- [Short task A]
Answer these about the self-publishing blog entry:
(i) What is Jamie's whiskey of choice?
(ii) In what language is The Doomsday Genie written?
(iii) For which of the writer's books did Mark Salwowski paint the cover?
- [Short task B] Carry on the self-publishing blog entry past its final sentence.

- [Document excerpt]
★ ★ ★ ★ ★

A quest towards self-publication: entry 7

Frank Ryan 18 February 2007

www.lablit.com/article/215

Frank Ryan

I am no longer a piece of flotsam and jetsam at the whim of the editorial weather and tide

Editor's note: LabLit.com is pleased to continue our weekly blog from Frank Ryan, a scientist, doctor and best-selling author who is currently attempting to publish and promote his latest novel (written in the lab lit genre) via an untraditional route.

I’m swapping war stories under the African night sky with Jamie the Musician in this tavern of gladiators known as The Last Resort. The ogre, Muldoon, has once again eluded my searches but I know that sooner or later our paths will cross. Meanwhile I’m in need of spiritual refreshment. Jamie’s a Scot and his libation of choice is Macallan, but he keeps a bottle of Jameson stocked on his shelf. So it is that amid the ritual insulting of each other’s whiskeys we discuss the tribulations of a self-publishing writer in this moronic age of celebrity adoration.

Muldoon aside, two missions loom large in my mind – indeed they are vital to my requirements. I need to enlist an editor to knock my rude prose into shape and an artist to clothe my dark tale in dazzling visual metaphor.

In deciding the editor of The Doomsday Genie, I have several caveats. The book is not merely a work of fiction but also a work of science in fiction. Moreover the story is based in America and written in American English and it embodies several feisty female characters. Thus, I need a (preferably feisty) female editor, ideally American, who happens to be both skilled in fiction construction and knowledgeable about science. A tall order, as you might imagine. Where might I find such a rare individual?

e-mail to Jenny, Editor of Lablit.com:

I’m setting up an exercise to self-publish my science in fiction thriller, The Doomsday Genie. You might be in a position to help with the editing?

e-mail from Jenny:

What an excellent idea! Editing is not a problem. In short, yes! Let’s do it.

Peaty elixir clinks glasses with fine oak single malt.

On to the cover! Only the best will do. And there is no doubt whatsoever as to who constitutes the best. I must have Mark Salwowski, the source of those classic Iain M. Banks covers. I have worked with Mark in the past, when he painted the cover of my book, The Sundered World. But Mark has moved continents. How on earth am I going to get in touch with him after a gap of five or six years?

★ ★ ★ ★ ★

- [Supplied material]
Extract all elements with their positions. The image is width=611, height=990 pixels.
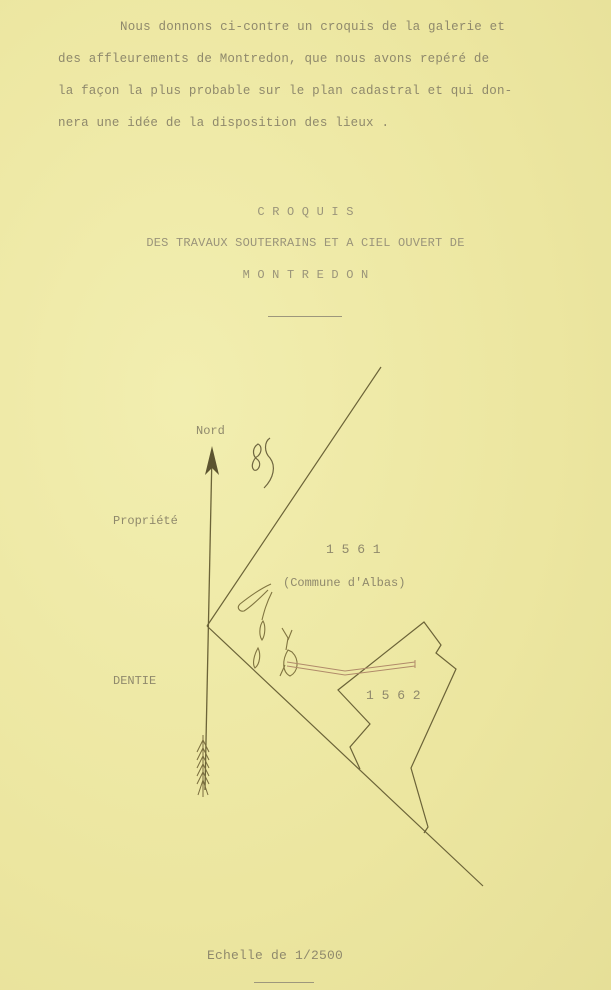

★ ★ ★ ★ ★

- [Written reply A]
(i) Macallan
(ii) American English
(iii) The Sundered World

- [Written reply B]
I try his former e-mail address. Cast the siren call into the ether. It bounces back. Extinct as a 78 vinyl of Bill Haley. I head off to root in my files. Fortunately I retain amazingly logical records of all past dealings (Yeah – dream on!). Furious trawling and scatter-gun searches follow – until, on a single sheet, I discover an Ozzie number written in my own familiar scrawl. Suck it and see…

‘Hi – am I speaking to Mark Salwowski?’

‘Yeah – this is Mark.’

‘Oh (blessed relief) hi, Mark! Remember me – Frank Ryan?’

‘Frank – how could I forget!’

‘Aha! Well I’m publishing a science-based thriller, initially at least in e-book form. Are you interested in doing the cover?’

It’s kind of pleasant linking up again and we talk at length. At some stage in the conversation, he says, ‘Yeah – you can count me in!’

‘Great!’

He gives his new e-mail address. I send him the unedited typescript as an electronic attachment. I await for his response.

Hi, Frank. Thank you for a thoroughly enjoyable weekend’s read! In a word, brilliant! It was right up my street, intelligent, knowledgeable science with a strong fast-paced storyline.

Clinking of several more rounds of whiskies.

Then Jamie drops a bombshell. ‘Now you’ve got me interested. What if I were to write you some music to go with the release of your dragon?’

‘Are you serious?’

He exposes his left shoulder, over which is draped a fantastic tattoo of a dragon rising. ‘On condition,’ he adds, ‘you write me a poetic verse about a dragon rising, and convert it into Gaelic.’

Forget the glasses. We clink bottles! Hoist the tricolor my friends!

At some stage in the subsequent haze of proceedings I realize that my dragon is beginning to take shape within its egg. If I could put a sensitive enough instrument on its blacker-than-night shell, I might hear its embryonic shuffling. From hereon in it’s in nobody’s hands but my own. Suddenly I sense it – hey, man – the freedom! It’s a mind-expanding sensation. I am no longer a piece of flotsam and jetsam at the whim of the editorial weather and tide.

**********

It is approaching dawn and I have little memory of how I come to find myself sitting in the fine white sand of a starlit beach, between tamarisk trees. But I am still sufficiently exalted to loft the half-empty bottle to Orion, who is slinking westwards into his cave of charcoal green.

Psst!

I peer over my shoulder, to find there is nobody there. ‘Hey – if you’re the muse old Faust called up, you can also shift your metaphysical backside out of my affairs.’

‘I’m hardly Mephistopheles!’

There’s no mistaking that waspish voice. I peer into the shadows beneath the nearest tree and glimpse that small dark oblong, complete with nightcap. ‘My God – it’s the Book!’

‘Who else?’

‘But how did you get here?’

‘You lugged me here, Sire – and don’t I have the bruises to prove it.’

‘What do you want?’

‘If I might be so bold, I have been observing, indeed not without admiration, your courageous stand.’

‘What courageous stand?’

‘You have not surrendered the quest though that fickle quadramillenarian abandoned you to your fate.’

I’m lost for a moment in the swish of the tide.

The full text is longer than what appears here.